• _GOAL_
Write out the entries again exactly as they are given.

╔══

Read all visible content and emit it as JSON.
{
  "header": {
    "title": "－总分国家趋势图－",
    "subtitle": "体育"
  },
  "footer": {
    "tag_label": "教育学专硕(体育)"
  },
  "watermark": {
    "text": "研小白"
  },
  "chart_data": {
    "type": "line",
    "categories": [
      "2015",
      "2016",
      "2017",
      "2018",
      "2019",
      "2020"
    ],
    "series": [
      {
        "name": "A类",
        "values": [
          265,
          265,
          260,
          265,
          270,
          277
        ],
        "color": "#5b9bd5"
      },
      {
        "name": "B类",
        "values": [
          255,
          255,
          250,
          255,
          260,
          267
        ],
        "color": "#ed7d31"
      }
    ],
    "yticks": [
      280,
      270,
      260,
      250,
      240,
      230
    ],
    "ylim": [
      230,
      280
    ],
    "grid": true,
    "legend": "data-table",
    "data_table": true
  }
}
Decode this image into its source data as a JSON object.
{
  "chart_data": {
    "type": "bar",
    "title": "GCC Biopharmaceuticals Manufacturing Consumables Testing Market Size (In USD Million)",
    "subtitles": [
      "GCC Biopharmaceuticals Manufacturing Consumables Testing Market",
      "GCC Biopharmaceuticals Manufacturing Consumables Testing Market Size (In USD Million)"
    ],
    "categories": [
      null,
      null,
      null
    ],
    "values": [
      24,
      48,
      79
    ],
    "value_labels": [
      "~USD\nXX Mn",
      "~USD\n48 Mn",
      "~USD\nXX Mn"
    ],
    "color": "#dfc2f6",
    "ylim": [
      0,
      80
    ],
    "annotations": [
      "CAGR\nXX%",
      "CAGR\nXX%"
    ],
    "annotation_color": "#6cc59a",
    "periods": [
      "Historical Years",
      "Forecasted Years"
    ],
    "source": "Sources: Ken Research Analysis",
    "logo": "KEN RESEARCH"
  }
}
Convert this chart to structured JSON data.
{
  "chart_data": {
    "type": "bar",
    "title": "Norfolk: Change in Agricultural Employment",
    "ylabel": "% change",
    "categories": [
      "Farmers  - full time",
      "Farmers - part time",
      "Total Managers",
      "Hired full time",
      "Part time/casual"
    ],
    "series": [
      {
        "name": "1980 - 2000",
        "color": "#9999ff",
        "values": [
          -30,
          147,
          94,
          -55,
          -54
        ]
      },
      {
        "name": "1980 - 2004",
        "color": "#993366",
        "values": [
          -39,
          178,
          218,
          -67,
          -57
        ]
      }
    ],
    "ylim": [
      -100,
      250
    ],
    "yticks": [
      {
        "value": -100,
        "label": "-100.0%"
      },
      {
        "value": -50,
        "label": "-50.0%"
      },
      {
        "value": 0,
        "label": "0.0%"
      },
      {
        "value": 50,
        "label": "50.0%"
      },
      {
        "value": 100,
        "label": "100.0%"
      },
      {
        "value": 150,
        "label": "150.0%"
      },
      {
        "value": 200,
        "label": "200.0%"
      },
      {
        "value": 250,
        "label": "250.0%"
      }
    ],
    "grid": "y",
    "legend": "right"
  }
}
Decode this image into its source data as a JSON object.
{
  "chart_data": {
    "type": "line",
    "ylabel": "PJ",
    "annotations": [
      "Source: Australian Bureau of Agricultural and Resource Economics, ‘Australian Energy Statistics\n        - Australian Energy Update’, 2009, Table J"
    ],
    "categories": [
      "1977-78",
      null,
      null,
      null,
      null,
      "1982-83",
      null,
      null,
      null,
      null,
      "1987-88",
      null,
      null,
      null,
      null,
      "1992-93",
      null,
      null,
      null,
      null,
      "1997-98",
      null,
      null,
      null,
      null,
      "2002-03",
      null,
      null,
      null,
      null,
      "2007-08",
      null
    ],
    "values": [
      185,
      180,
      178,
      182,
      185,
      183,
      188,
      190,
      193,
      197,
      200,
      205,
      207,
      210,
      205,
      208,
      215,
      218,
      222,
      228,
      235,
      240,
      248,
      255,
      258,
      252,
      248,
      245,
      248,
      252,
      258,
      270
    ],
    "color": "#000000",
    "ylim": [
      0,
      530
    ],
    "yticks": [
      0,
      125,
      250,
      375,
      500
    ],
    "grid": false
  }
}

╚══

• _TASK OUTPUT_
Read all visible content and emit it as JSON.
{
  "header": {
    "title": "－总分国家趋势图－",
    "subtitle": "体育"
  },
  "footer": {
    "tag_label": "教育学专硕(体育)"
  },
  "watermark": {
    "text": "研小白"
  },
  "chart_data": {
    "type": "line",
    "categories": [
      "2015",
      "2016",
      "2017",
      "2018",
      "2019",
      "2020"
    ],
    "series": [
      {
        "name": "A类",
        "values": [
          265,
          265,
          260,
          265,
          270,
          277
        ],
        "color": "#5b9bd5"
      },
      {
        "name": "B类",
        "values": [
          255,
          255,
          250,
          255,
          260,
          267
        ],
        "color": "#ed7d31"
      }
    ],
    "yticks": [
      280,
      270,
      260,
      250,
      240,
      230
    ],
    "ylim": [
      230,
      280
    ],
    "grid": true,
    "legend": "data-table",
    "data_table": true
  }
}
Decode this image into its source data as a JSON object.
{
  "chart_data": {
    "type": "bar",
    "title": "GCC Biopharmaceuticals Manufacturing Consumables Testing Market Size (In USD Million)",
    "subtitles": [
      "GCC Biopharmaceuticals Manufacturing Consumables Testing Market",
      "GCC Biopharmaceuticals Manufacturing Consumables Testing Market Size (In USD Million)"
    ],
    "categories": [
      null,
      null,
      null
    ],
    "values": [
      24,
      48,
      79
    ],
    "value_labels": [
      "~USD\nXX Mn",
      "~USD\n48 Mn",
      "~USD\nXX Mn"
    ],
    "color": "#dfc2f6",
    "ylim": [
      0,
      80
    ],
    "annotations": [
      "CAGR\nXX%",
      "CAGR\nXX%"
    ],
    "annotation_color": "#6cc59a",
    "periods": [
      "Historical Years",
      "Forecasted Years"
    ],
    "source": "Sources: Ken Research Analysis",
    "logo": "KEN RESEARCH"
  }
}
Convert this chart to structured JSON data.
{
  "chart_data": {
    "type": "bar",
    "title": "Norfolk: Change in Agricultural Employment",
    "ylabel": "% change",
    "categories": [
      "Farmers  - full time",
      "Farmers - part time",
      "Total Managers",
      "Hired full time",
      "Part time/casual"
    ],
    "series": [
      {
        "name": "1980 - 2000",
        "color": "#9999ff",
        "values": [
          -30,
          147,
          94,
          -55,
          -54
        ]
      },
      {
        "name": "1980 - 2004",
        "color": "#993366",
        "values": [
          -39,
          178,
          218,
          -67,
          -57
        ]
      }
    ],
    "ylim": [
      -100,
      250
    ],
    "yticks": [
      {
        "value": -100,
        "label": "-100.0%"
      },
      {
        "value": -50,
        "label": "-50.0%"
      },
      {
        "value": 0,
        "label": "0.0%"
      },
      {
        "value": 50,
        "label": "50.0%"
      },
      {
        "value": 100,
        "label": "100.0%"
      },
      {
        "value": 150,
        "label": "150.0%"
      },
      {
        "value": 200,
        "label": "200.0%"
      },
      {
        "value": 250,
        "label": "250.0%"
      }
    ],
    "grid": "y",
    "legend": "right"
  }
}
Decode this image into its source data as a JSON object.
{
  "chart_data": {
    "type": "line",
    "ylabel": "PJ",
    "annotations": [
      "Source: Australian Bureau of Agricultural and Resource Economics, ‘Australian Energy Statistics\n        - Australian Energy Update’, 2009, Table J"
    ],
    "categories": [
      "1977-78",
      null,
      null,
      null,
      null,
      "1982-83",
      null,
      null,
      null,
      null,
      "1987-88",
      null,
      null,
      null,
      null,
      "1992-93",
      null,
      null,
      null,
      null,
      "1997-98",
      null,
      null,
      null,
      null,
      "2002-03",
      null,
      null,
      null,
      null,
      "2007-08",
      null
    ],
    "values": [
      185,
      180,
      178,
      182,
      185,
      183,
      188,
      190,
      193,
      197,
      200,
      205,
      207,
      210,
      205,
      208,
      215,
      218,
      222,
      228,
      235,
      240,
      248,
      255,
      258,
      252,
      248,
      245,
      248,
      252,
      258,
      270
    ],
    "color": "#000000",
    "ylim": [
      0,
      530
    ],
    "yticks": [
      0,
      125,
      250,
      375,
      500
    ],
    "grid": false
  }
}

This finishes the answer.